--- START OF SOURCE DATA ---

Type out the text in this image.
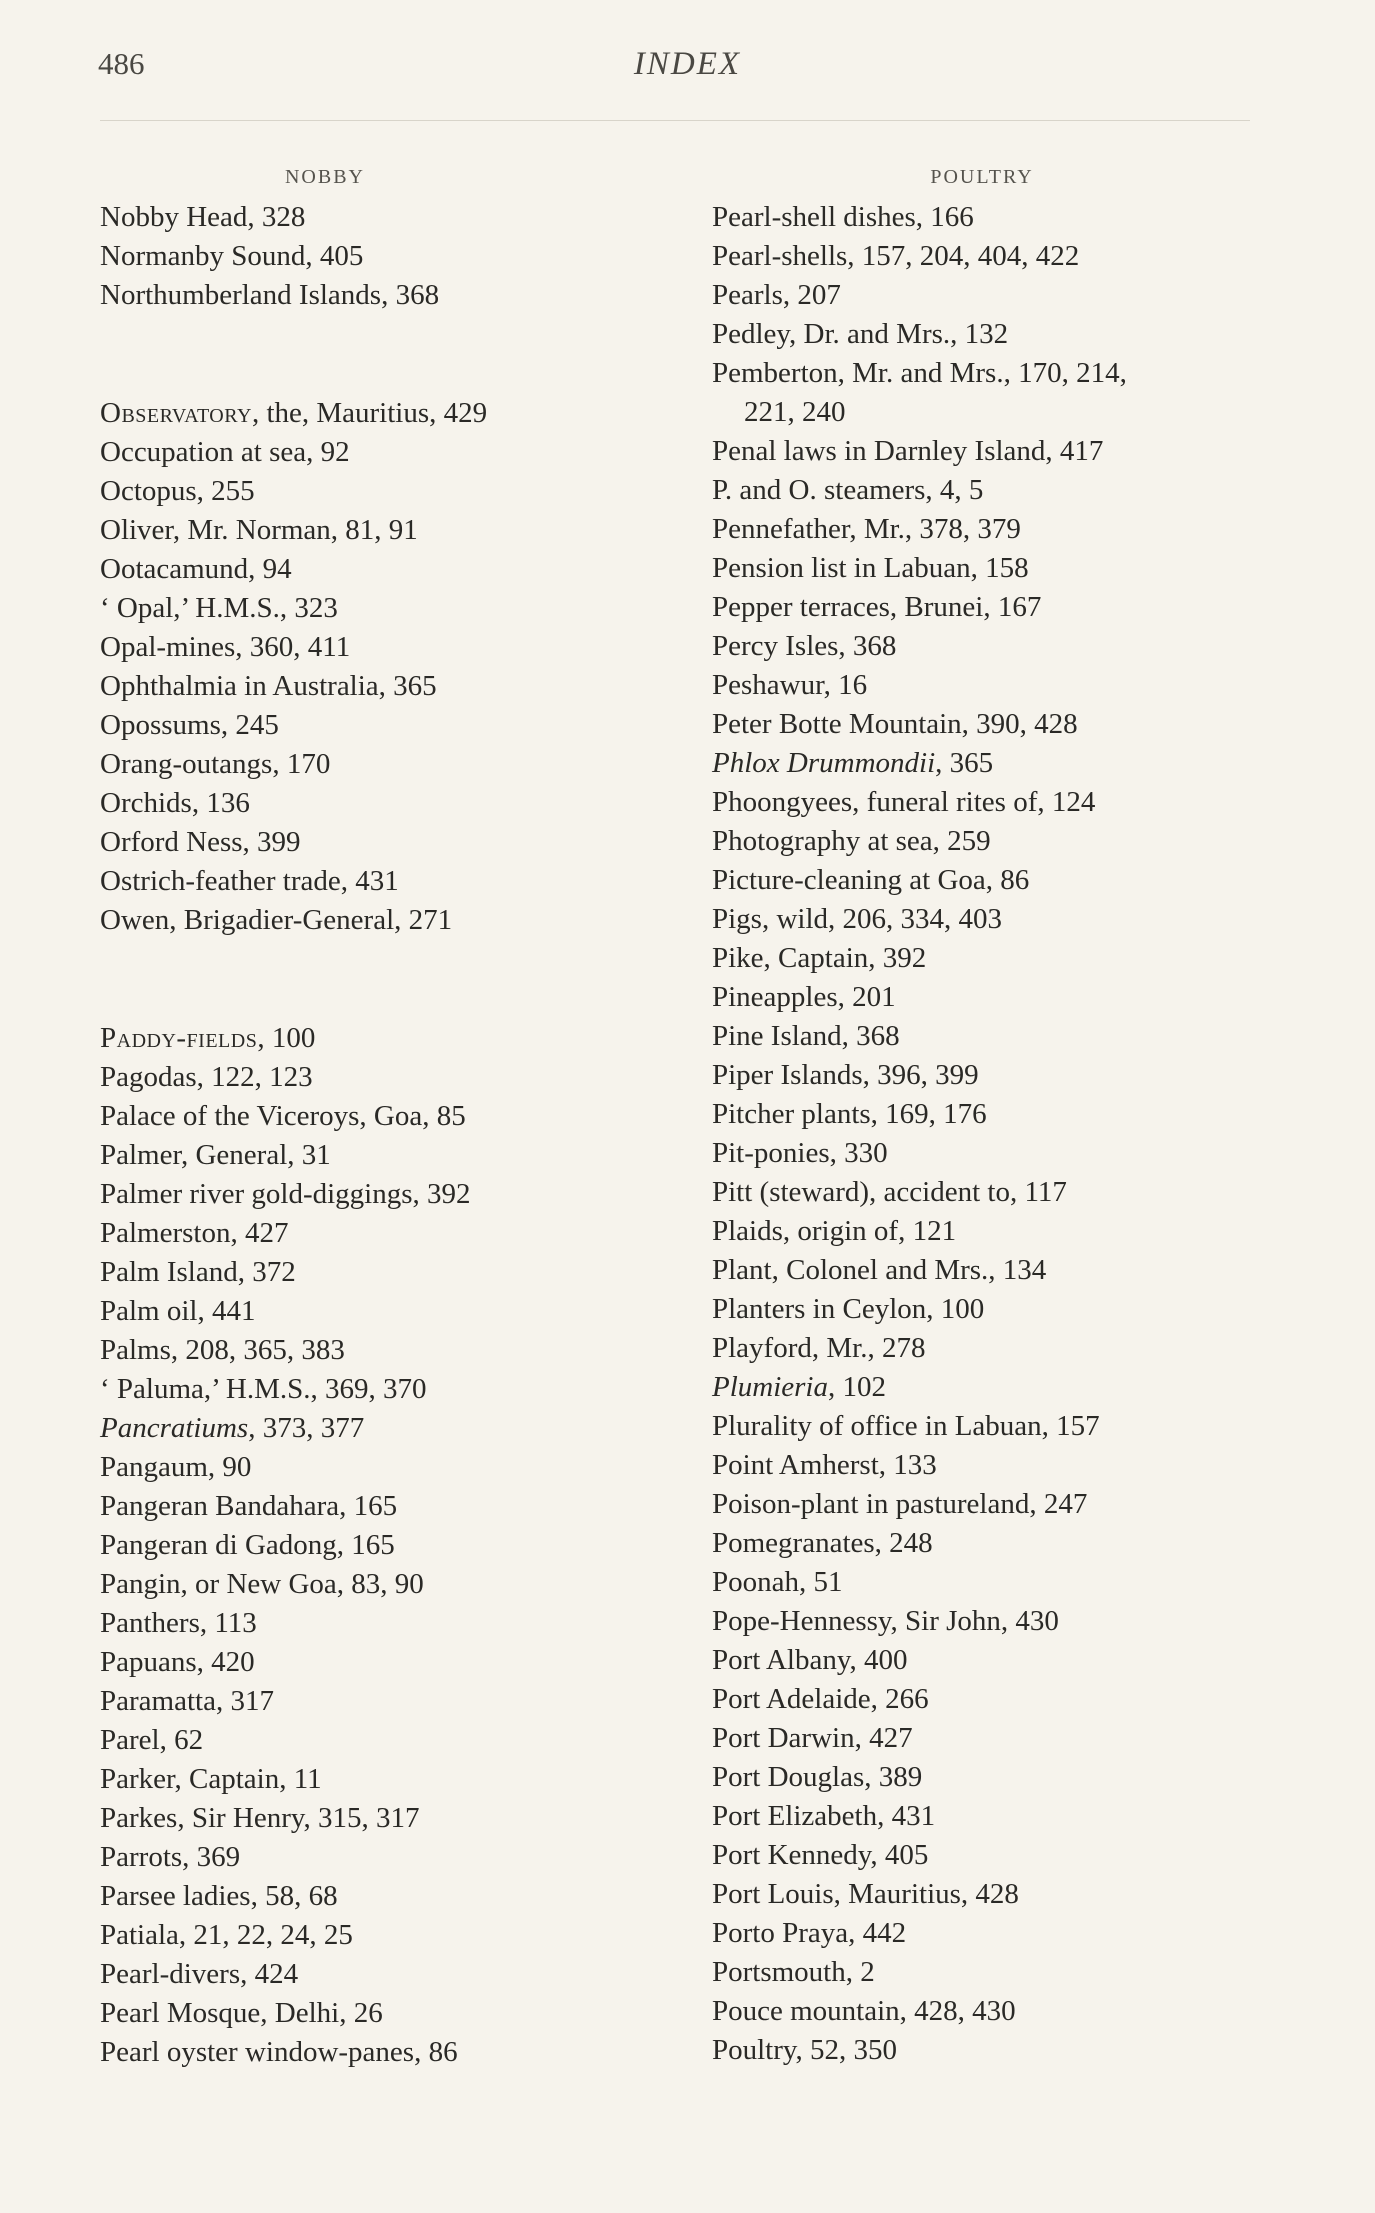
486	INDEX
NOBBY
Nobby Head, 328
Normanby Sound, 405
Northumberland Islands, 368
Observatory, the, Mauritius, 429
Occupation at sea, 92
Octopus, 255
Oliver, Mr. Norman, 81, 91
Ootacamund, 94
‘ Opal,’ H.M.S., 323
Opal-mines, 360, 411
Ophthalmia in Australia, 365
Opossums, 245
Orang-outangs, 170
Orchids, 136
Orford Ness, 399
Ostrich-feather trade, 431
Owen, Brigadier-General, 271
Paddy-fields, 100
Pagodas, 122, 123
Palace of the Viceroys, Goa, 85
Palmer, General, 31
Palmer river gold-diggings, 392
Palmerston, 427
Palm Island, 372
Palm oil, 441
Palms, 208, 365, 383
‘ Paluma,’ H.M.S., 369, 370
Pancratiums, 373, 377
Pangaum, 90
Pangeran Bandahara, 165
Pangeran di Gadong, 165
Pangin, or New Goa, 83, 90
Panthers, 113
Papuans, 420
Paramatta, 317
Parel, 62
Parker, Captain, 11
Parkes, Sir Henry, 315, 317
Parrots, 369
Parsee ladies, 58, 68
Patiala, 21, 22, 24, 25
Pearl-divers, 424
Pearl Mosque, Delhi, 26
Pearl oyster window-panes, 86
POULTRY
Pearl-shell dishes, 166
Pearl-shells, 157, 204, 404, 422
Pearls, 207
Pedley, Dr. and Mrs., 132
Pemberton, Mr. and Mrs., 170, 214,
221, 240
Penal laws in Darnley Island, 417
P. and O. steamers, 4, 5
Pennefather, Mr., 378, 379
Pension list in Labuan, 158
Pepper terraces, Brunei, 167
Percy Isles, 368
Peshawur, 16
Peter Botte Mountain, 390, 428
Phlox Drummondii, 365
Phoongyees, funeral rites of, 124
Photography at sea, 259
Picture-cleaning at Goa, 86
Pigs, wild, 206, 334, 403
Pike, Captain, 392
Pineapples, 201
Pine Island, 368
Piper Islands, 396, 399
Pitcher plants, 169, 176
Pit-ponies, 330
Pitt (steward), accident to, 117
Plaids, origin of, 121
Plant, Colonel and Mrs., 134
Planters in Ceylon, 100
Playford, Mr., 278
Plumieria, 102
Plurality of office in Labuan, 157
Point Amherst, 133
Poison-plant in pastureland, 247
Pomegranates, 248
Poonah, 51
Pope-Hennessy, Sir John, 430
Port Albany, 400
Port Adelaide, 266
Port Darwin, 427
Port Douglas, 389
Port Elizabeth, 431
Port Kennedy, 405
Port Louis, Mauritius, 428
Porto Praya, 442
Portsmouth, 2
Pouce mountain, 428, 430
Poultry, 52, 350
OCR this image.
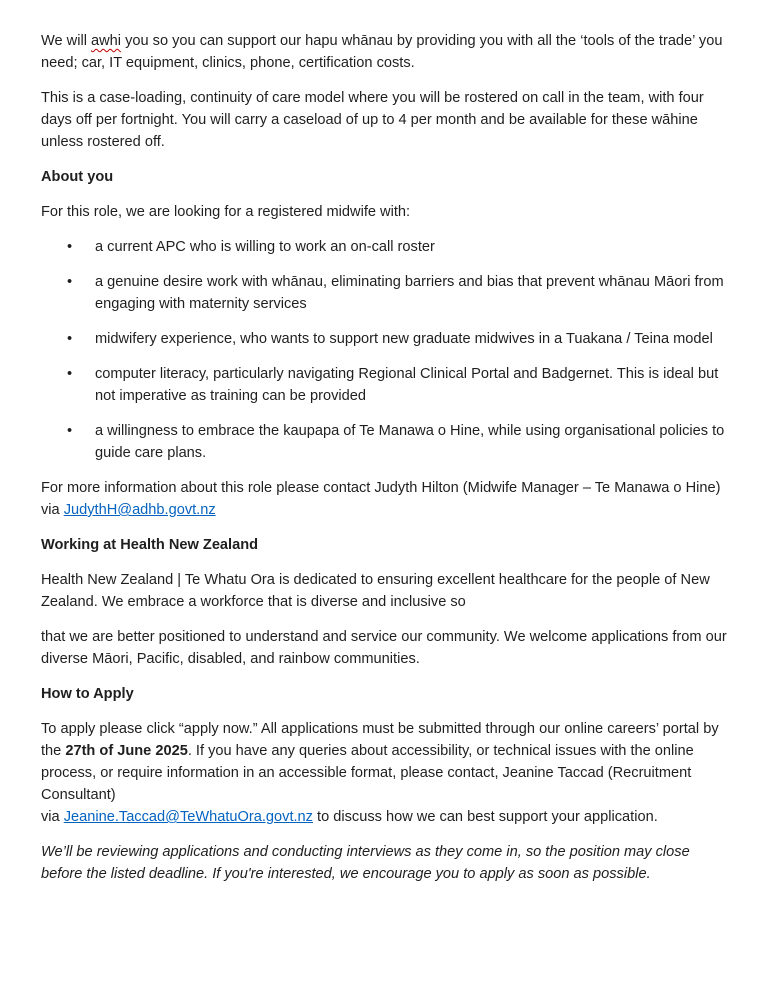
We will awhi you so you can support our hapu whānau by providing you with all the ‘tools of the trade’ you need; car, IT equipment, clinics, phone, certification costs.

This is a case-loading, continuity of care model where you will be rostered on call in the team, with four days off per fortnight. You will carry a caseload of up to 4 per month and be available for these wāhine unless rostered off.

About you

For this role, we are looking for a registered midwife with:

• a current APC who is willing to work an on-call roster
• a genuine desire work with whānau, eliminating barriers and bias that prevent whānau Māori from engaging with maternity services
• midwifery experience, who wants to support new graduate midwives in a Tuakana / Teina model
• computer literacy, particularly navigating Regional Clinical Portal and Badgernet. This is ideal but not imperative as training can be provided
• a willingness to embrace the kaupapa of Te Manawa o Hine, while using organisational policies to guide care plans.

For more information about this role please contact Judyth Hilton (Midwife Manager – Te Manawa o Hine) via JudythH@adhb.govt.nz

Working at Health New Zealand

Health New Zealand | Te Whatu Ora is dedicated to ensuring excellent healthcare for the people of New Zealand. We embrace a workforce that is diverse and inclusive so

that we are better positioned to understand and service our community. We welcome applications from our diverse Māori, Pacific, disabled, and rainbow communities.

How to Apply

To apply please click “apply now.” All applications must be submitted through our online careers’ portal by the 27th of June 2025. If you have any queries about accessibility, or technical issues with the online process, or require information in an accessible format, please contact, Jeanine Taccad (Recruitment Consultant)
via Jeanine.Taccad@TeWhatuOra.govt.nz to discuss how we can best support your application.

We’ll be reviewing applications and conducting interviews as they come in, so the position may close before the listed deadline. If you're interested, we encourage you to apply as soon as possible.
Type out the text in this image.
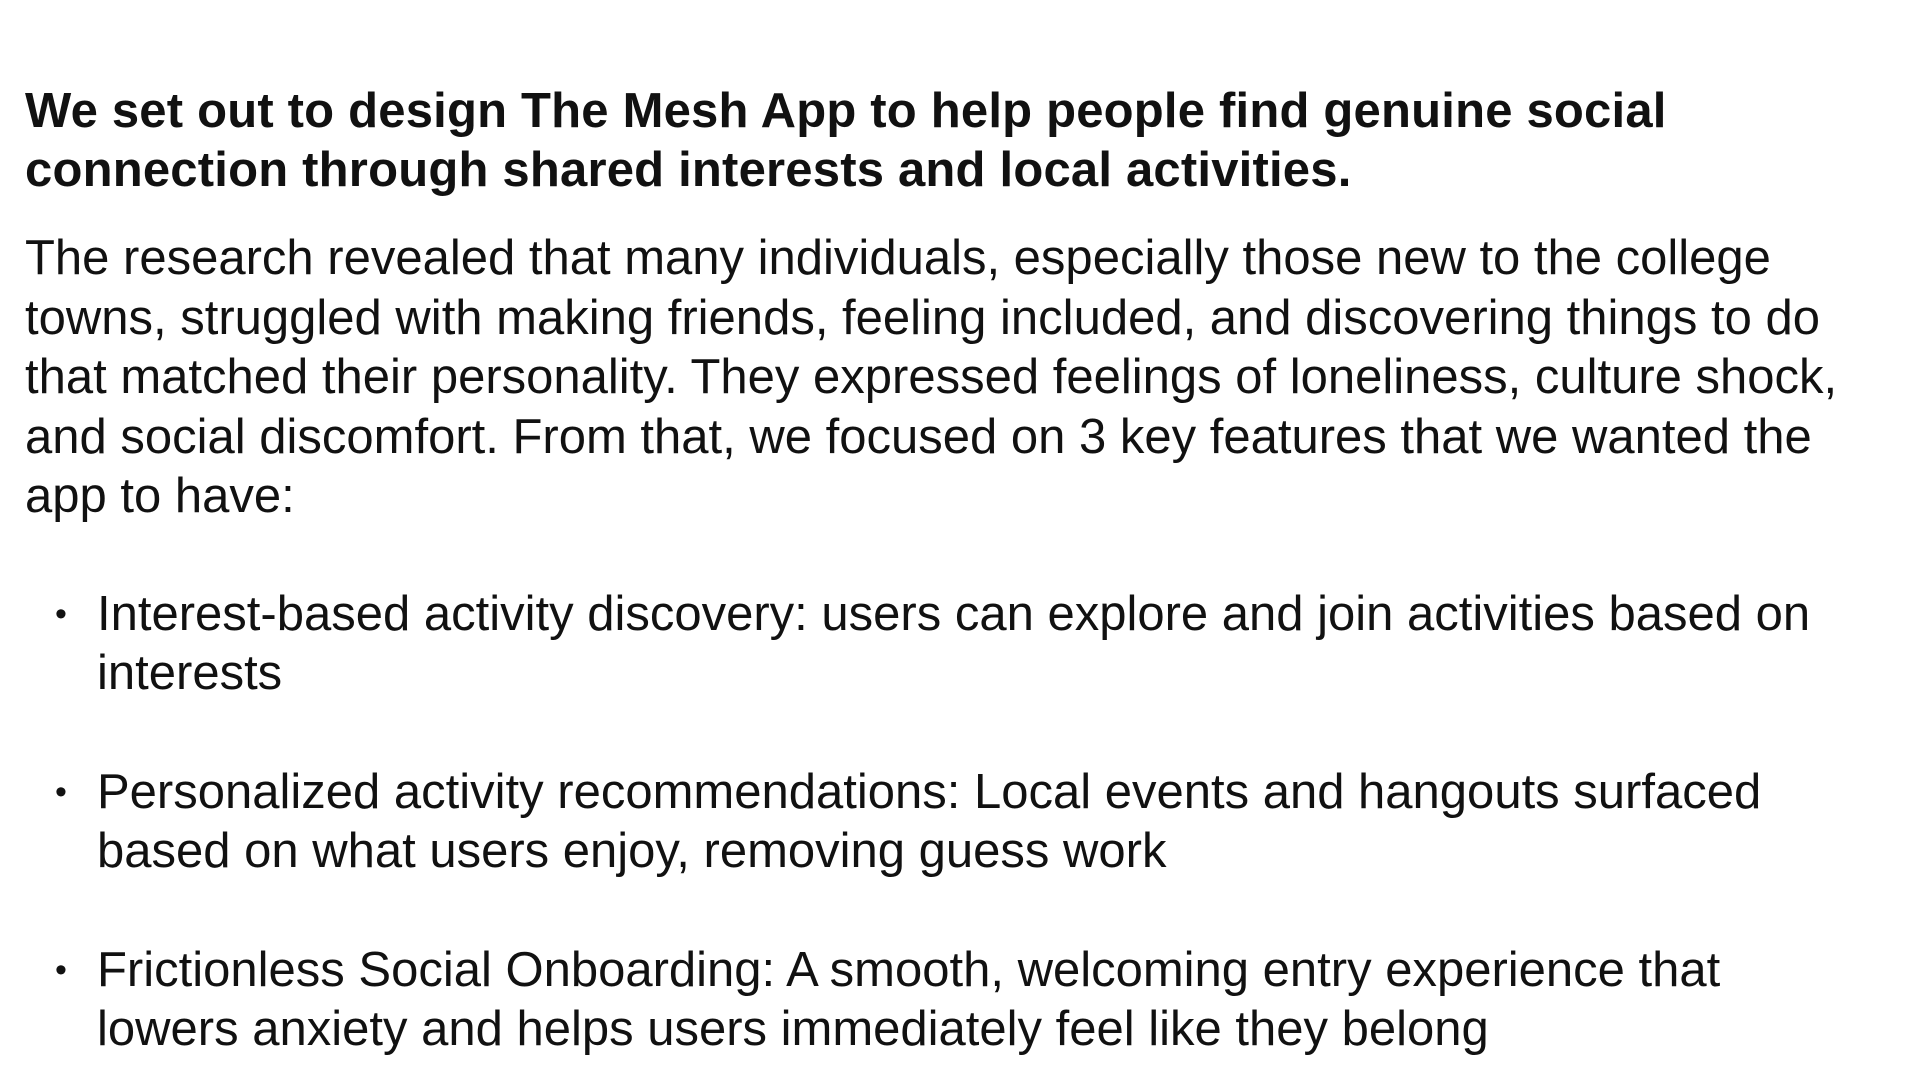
We set out to design The Mesh App to help people find genuine social connection through shared interests and local activities.

The research revealed that many individuals, especially those new to the college towns, struggled with making friends, feeling included, and discovering things to do that matched their personality. They expressed feelings of loneliness, culture shock, and social discomfort. From that, we focused on 3 key features that we wanted the app to have:

• Interest-based activity discovery: users can explore and join activities based on interests
• Personalized activity recommendations: Local events and hangouts surfaced based on what users enjoy, removing guess work
• Frictionless Social Onboarding: A smooth, welcoming entry experience that lowers anxiety and helps users immediately feel like they belong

--- END OF SOURCE DATA ---

| EXERCISE REQUIREMENTS |
Using the data above, write out every line exactly, leaving the images behind.

| CORRECT RESULT |
Type out the text in this image.
486	INDEX
NOBBY
Nobby Head, 328
Normanby Sound, 405
Northumberland Islands, 368
Observatory, the, Mauritius, 429
Occupation at sea, 92
Octopus, 255
Oliver, Mr. Norman, 81, 91
Ootacamund, 94
‘ Opal,’ H.M.S., 323
Opal-mines, 360, 411
Ophthalmia in Australia, 365
Opossums, 245
Orang-outangs, 170
Orchids, 136
Orford Ness, 399
Ostrich-feather trade, 431
Owen, Brigadier-General, 271
Paddy-fields, 100
Pagodas, 122, 123
Palace of the Viceroys, Goa, 85
Palmer, General, 31
Palmer river gold-diggings, 392
Palmerston, 427
Palm Island, 372
Palm oil, 441
Palms, 208, 365, 383
‘ Paluma,’ H.M.S., 369, 370
Pancratiums, 373, 377
Pangaum, 90
Pangeran Bandahara, 165
Pangeran di Gadong, 165
Pangin, or New Goa, 83, 90
Panthers, 113
Papuans, 420
Paramatta, 317
Parel, 62
Parker, Captain, 11
Parkes, Sir Henry, 315, 317
Parrots, 369
Parsee ladies, 58, 68
Patiala, 21, 22, 24, 25
Pearl-divers, 424
Pearl Mosque, Delhi, 26
Pearl oyster window-panes, 86
POULTRY
Pearl-shell dishes, 166
Pearl-shells, 157, 204, 404, 422
Pearls, 207
Pedley, Dr. and Mrs., 132
Pemberton, Mr. and Mrs., 170, 214,
221, 240
Penal laws in Darnley Island, 417
P. and O. steamers, 4, 5
Pennefather, Mr., 378, 379
Pension list in Labuan, 158
Pepper terraces, Brunei, 167
Percy Isles, 368
Peshawur, 16
Peter Botte Mountain, 390, 428
Phlox Drummondii, 365
Phoongyees, funeral rites of, 124
Photography at sea, 259
Picture-cleaning at Goa, 86
Pigs, wild, 206, 334, 403
Pike, Captain, 392
Pineapples, 201
Pine Island, 368
Piper Islands, 396, 399
Pitcher plants, 169, 176
Pit-ponies, 330
Pitt (steward), accident to, 117
Plaids, origin of, 121
Plant, Colonel and Mrs., 134
Planters in Ceylon, 100
Playford, Mr., 278
Plumieria, 102
Plurality of office in Labuan, 157
Point Amherst, 133
Poison-plant in pastureland, 247
Pomegranates, 248
Poonah, 51
Pope-Hennessy, Sir John, 430
Port Albany, 400
Port Adelaide, 266
Port Darwin, 427
Port Douglas, 389
Port Elizabeth, 431
Port Kennedy, 405
Port Louis, Mauritius, 428
Porto Praya, 442
Portsmouth, 2
Pouce mountain, 428, 430
Poultry, 52, 350
OCR this image.
We will awhi you so you can support our hapu whānau by providing you with all the ‘tools of the trade’ you need; car, IT equipment, clinics, phone, certification costs.

This is a case-loading, continuity of care model where you will be rostered on call in the team, with four days off per fortnight. You will carry a caseload of up to 4 per month and be available for these wāhine unless rostered off.

About you

For this role, we are looking for a registered midwife with:

• a current APC who is willing to work an on-call roster
• a genuine desire work with whānau, eliminating barriers and bias that prevent whānau Māori from engaging with maternity services
• midwifery experience, who wants to support new graduate midwives in a Tuakana / Teina model
• computer literacy, particularly navigating Regional Clinical Portal and Badgernet. This is ideal but not imperative as training can be provided
• a willingness to embrace the kaupapa of Te Manawa o Hine, while using organisational policies to guide care plans.

For more information about this role please contact Judyth Hilton (Midwife Manager – Te Manawa o Hine) via JudythH@adhb.govt.nz

Working at Health New Zealand

Health New Zealand | Te Whatu Ora is dedicated to ensuring excellent healthcare for the people of New Zealand. We embrace a workforce that is diverse and inclusive so

that we are better positioned to understand and service our community. We welcome applications from our diverse Māori, Pacific, disabled, and rainbow communities.

How to Apply

To apply please click “apply now.” All applications must be submitted through our online careers’ portal by the 27th of June 2025. If you have any queries about accessibility, or technical issues with the online process, or require information in an accessible format, please contact, Jeanine Taccad (Recruitment Consultant)
via Jeanine.Taccad@TeWhatuOra.govt.nz to discuss how we can best support your application.

We’ll be reviewing applications and conducting interviews as they come in, so the position may close before the listed deadline. If you're interested, we encourage you to apply as soon as possible.
Type out the text in this image.
We set out to design The Mesh App to help people find genuine social connection through shared interests and local activities.

The research revealed that many individuals, especially those new to the college towns, struggled with making friends, feeling included, and discovering things to do that matched their personality. They expressed feelings of loneliness, culture shock, and social discomfort. From that, we focused on 3 key features that we wanted the app to have:

• Interest-based activity discovery: users can explore and join activities based on interests
• Personalized activity recommendations: Local events and hangouts surfaced based on what users enjoy, removing guess work
• Frictionless Social Onboarding: A smooth, welcoming entry experience that lowers anxiety and helps users immediately feel like they belong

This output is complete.